Written task. Pick out every line below that contains the string 'ticks', and copy each of those lines in full.

Records for the task.
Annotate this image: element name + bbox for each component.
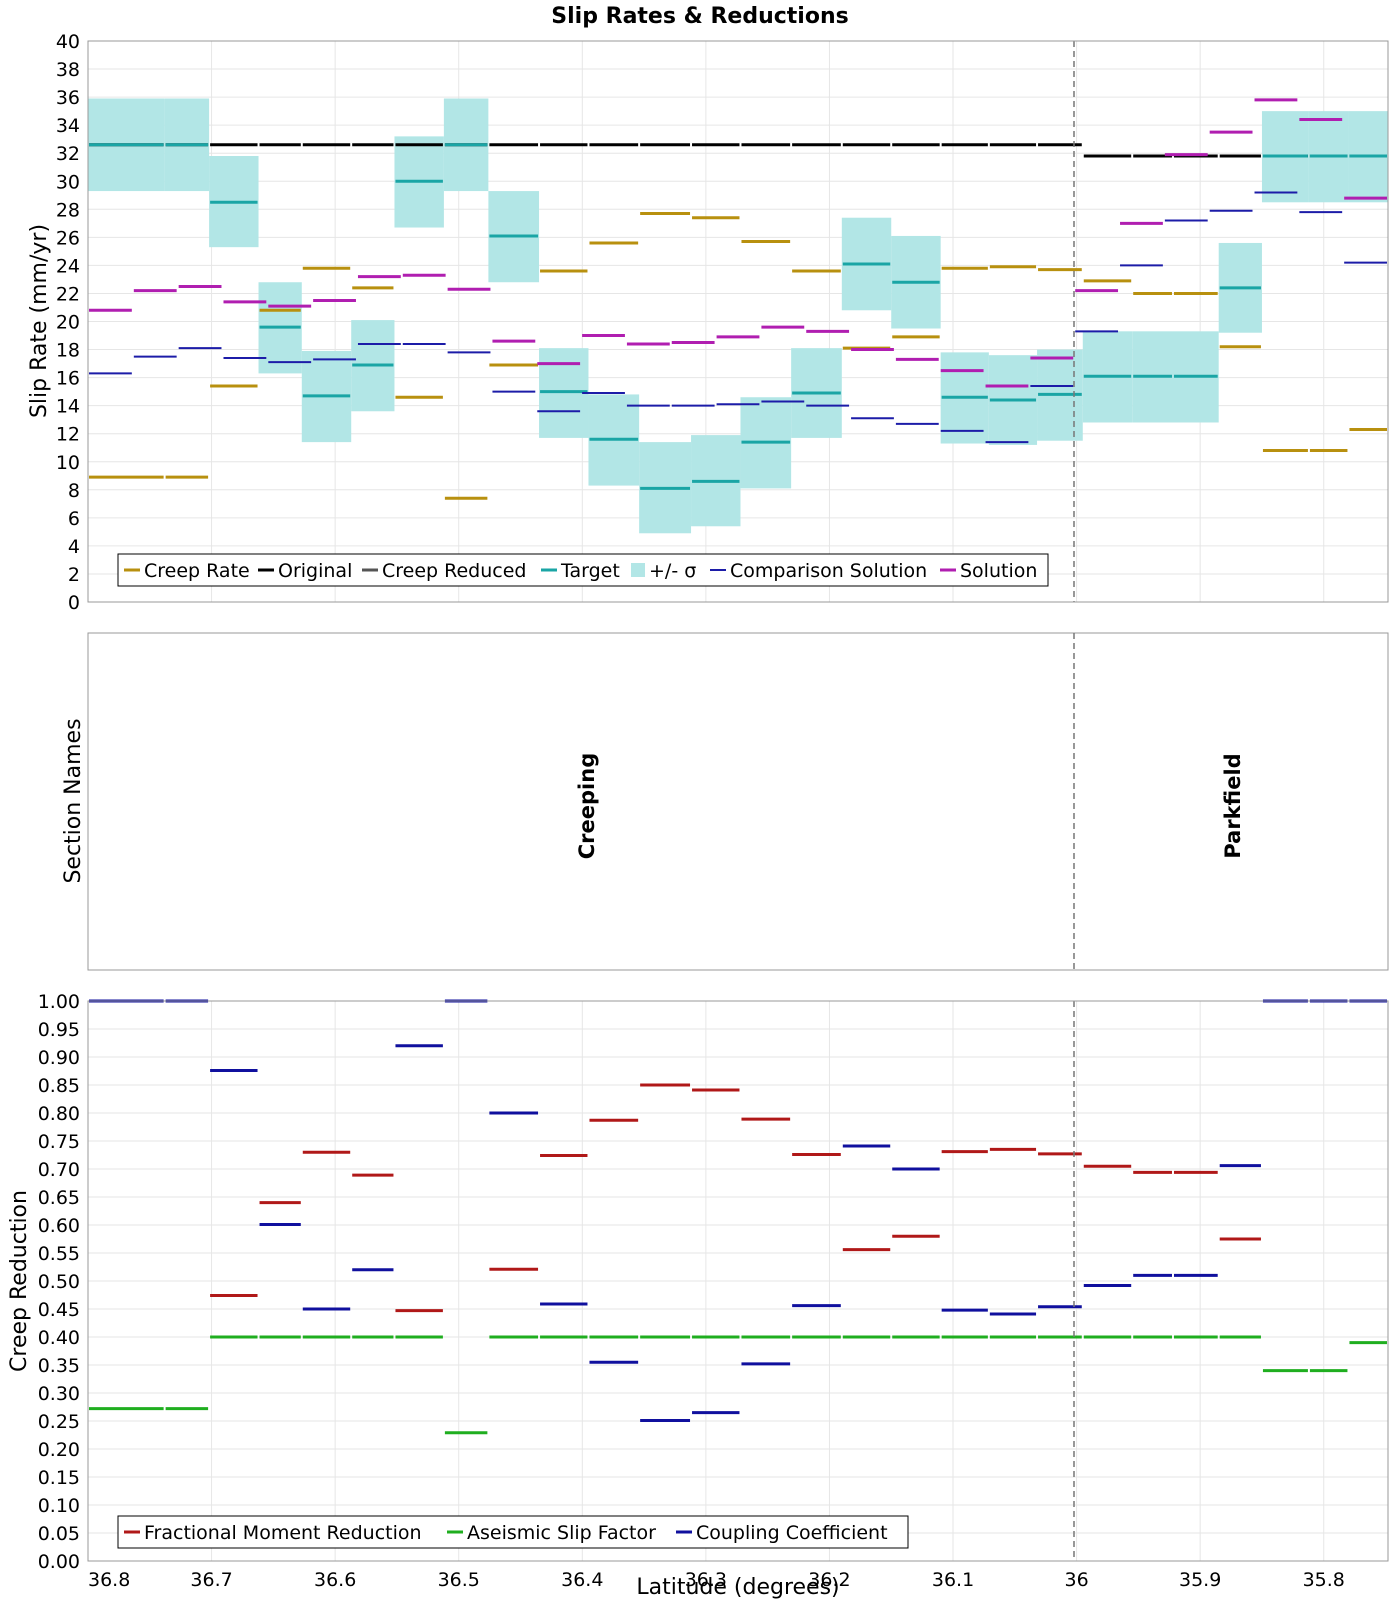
y-tick-label: 0.95 <box>38 1019 80 1041</box>
creep-reduction-y-label: Creep Reduction <box>7 1190 32 1372</box>
y-tick-label: 4 <box>68 536 80 558</box>
y-tick-label: 6 <box>68 508 80 530</box>
sigma-bands <box>88 98 1388 534</box>
slip-rate-grid <box>87 40 1388 603</box>
creep-reduction-legend: Fractional Moment Reduction Aseismic Sli… <box>117 1515 909 1549</box>
y-tick-label: 20 <box>56 312 80 334</box>
y-tick-label: 0.65 <box>38 1187 80 1209</box>
creep-reduction-y-ticks: 0.00 0.05 0.10 0.15 0.20 0.25 0.30 0.35 0.40 0.45… <box>38 991 80 1573</box>
x-tick-label: 36.7 <box>190 1569 232 1591</box>
x-axis-label: Latitude (degrees) <box>636 1575 839 1600</box>
y-tick-label: 0.40 <box>38 1327 80 1349</box>
creep-reduction-legend-box <box>117 1515 909 1549</box>
x-tick-label: 36.4 <box>561 1569 603 1591</box>
y-tick-label: 26 <box>56 227 80 249</box>
y-tick-label: 18 <box>56 340 80 362</box>
y-tick-label: 0.15 <box>38 1467 80 1489</box>
y-tick-label: 0.30 <box>38 1383 80 1405</box>
y-tick-label: 2 <box>68 564 80 586</box>
y-tick-label: 0.35 <box>38 1355 80 1377</box>
slip-rate-series <box>89 98 1387 500</box>
creep-reduction-panel: 0.00 0.05 0.10 0.15 0.20 0.25 0.30 0.35 0.40 0.45… <box>7 991 1389 1600</box>
slip-rate-legend: Creep Rate Original Creep Reduced Target… <box>117 553 1049 587</box>
x-tick-label: 36 <box>1064 1569 1088 1591</box>
y-tick-label: 34 <box>56 115 80 137</box>
slip-rate-plot-frame <box>87 40 1389 603</box>
y-tick-label: 0.55 <box>38 1243 80 1265</box>
y-tick-label: 0.45 <box>38 1299 80 1321</box>
legend-label-creep-reduced: Creep Reduced <box>382 560 526 582</box>
y-tick-label: 36 <box>56 87 80 109</box>
legend-label-target: Target <box>560 560 620 582</box>
y-tick-label: 0.75 <box>38 1131 80 1153</box>
y-tick-label: 0.25 <box>38 1411 80 1433</box>
creep-reduction-plot-frame <box>87 1000 1389 1562</box>
x-tick-label: 35.8 <box>1303 1569 1345 1591</box>
section-names-panel: Section Names Creeping Parkfield <box>61 632 1389 971</box>
y-tick-label: 0.70 <box>38 1159 80 1181</box>
y-tick-label: 16 <box>56 368 80 390</box>
y-tick-label: 12 <box>56 424 80 446</box>
legend-label-fmr: Fractional Moment Reduction <box>144 1522 422 1544</box>
latitude-x-ticks: 36.8 36.7 36.6 36.5 36.4 36.3 36.2 36.1 36 35.9 35… <box>88 1569 1345 1591</box>
section-y-label: Section Names <box>61 718 86 883</box>
y-tick-label: 0.05 <box>38 1523 80 1545</box>
y-tick-label: 38 <box>56 59 80 81</box>
y-tick-label: 28 <box>56 199 80 221</box>
y-tick-label: 10 <box>56 452 80 474</box>
slip-rate-y-label: Slip Rate (mm/yr) <box>27 224 52 418</box>
legend-label-sigma: +/- σ <box>649 560 696 582</box>
y-tick-label: 0.00 <box>38 1551 80 1573</box>
y-tick-label: 0 <box>68 592 80 614</box>
creep-reduction-series <box>89 999 1387 1435</box>
y-tick-label: 0.85 <box>38 1075 80 1097</box>
y-tick-label: 0.10 <box>38 1495 80 1517</box>
legend-label-creep-rate: Creep Rate <box>144 560 250 582</box>
section-label-creeping: Creeping <box>575 753 599 859</box>
creep-reduction-grid <box>87 1000 1388 1562</box>
y-tick-label: 0.90 <box>38 1047 80 1069</box>
y-tick-label: 24 <box>56 255 80 277</box>
y-tick-label: 30 <box>56 171 80 193</box>
legend-label-cc: Coupling Coefficient <box>696 1522 888 1544</box>
legend-label-asf: Aseismic Slip Factor <box>467 1522 656 1544</box>
x-tick-label: 35.9 <box>1179 1569 1221 1591</box>
y-tick-label: 1.00 <box>38 991 80 1013</box>
x-tick-label: 36.2 <box>808 1569 850 1591</box>
y-tick-label: 14 <box>56 396 80 418</box>
x-tick-label: 36.6 <box>314 1569 356 1591</box>
legend-label-solution: Solution <box>960 560 1037 582</box>
x-tick-label: 36.1 <box>932 1569 974 1591</box>
x-tick-label: 36.5 <box>438 1569 480 1591</box>
y-tick-label: 22 <box>56 283 80 305</box>
legend-swatch-sigma <box>631 563 645 577</box>
y-tick-label: 32 <box>56 143 80 165</box>
chart-title: Slip Rates & Reductions <box>551 4 848 29</box>
section-plot-frame <box>87 632 1389 971</box>
y-tick-label: 0.50 <box>38 1271 80 1293</box>
y-tick-label: 0.80 <box>38 1103 80 1125</box>
y-tick-label: 0.60 <box>38 1215 80 1237</box>
y-tick-label: 0.20 <box>38 1439 80 1461</box>
y-tick-label: 40 <box>56 31 80 53</box>
legend-label-comparison: Comparison Solution <box>730 560 927 582</box>
y-tick-label: 8 <box>68 480 80 502</box>
x-tick-label: 36.3 <box>685 1569 727 1591</box>
legend-label-original: Original <box>278 560 352 582</box>
section-label-parkfield: Parkfield <box>1221 753 1245 858</box>
x-tick-label: 36.8 <box>88 1569 130 1591</box>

The solution.
creep-reduction-y-ticks: 0.00 0.05 0.10 0.15 0.20 0.25 0.30 0.35 0.40 0.45… <box>38 991 80 1573</box>
latitude-x-ticks: 36.8 36.7 36.6 36.5 36.4 36.3 36.2 36.1 36 35.9 35… <box>88 1569 1345 1591</box>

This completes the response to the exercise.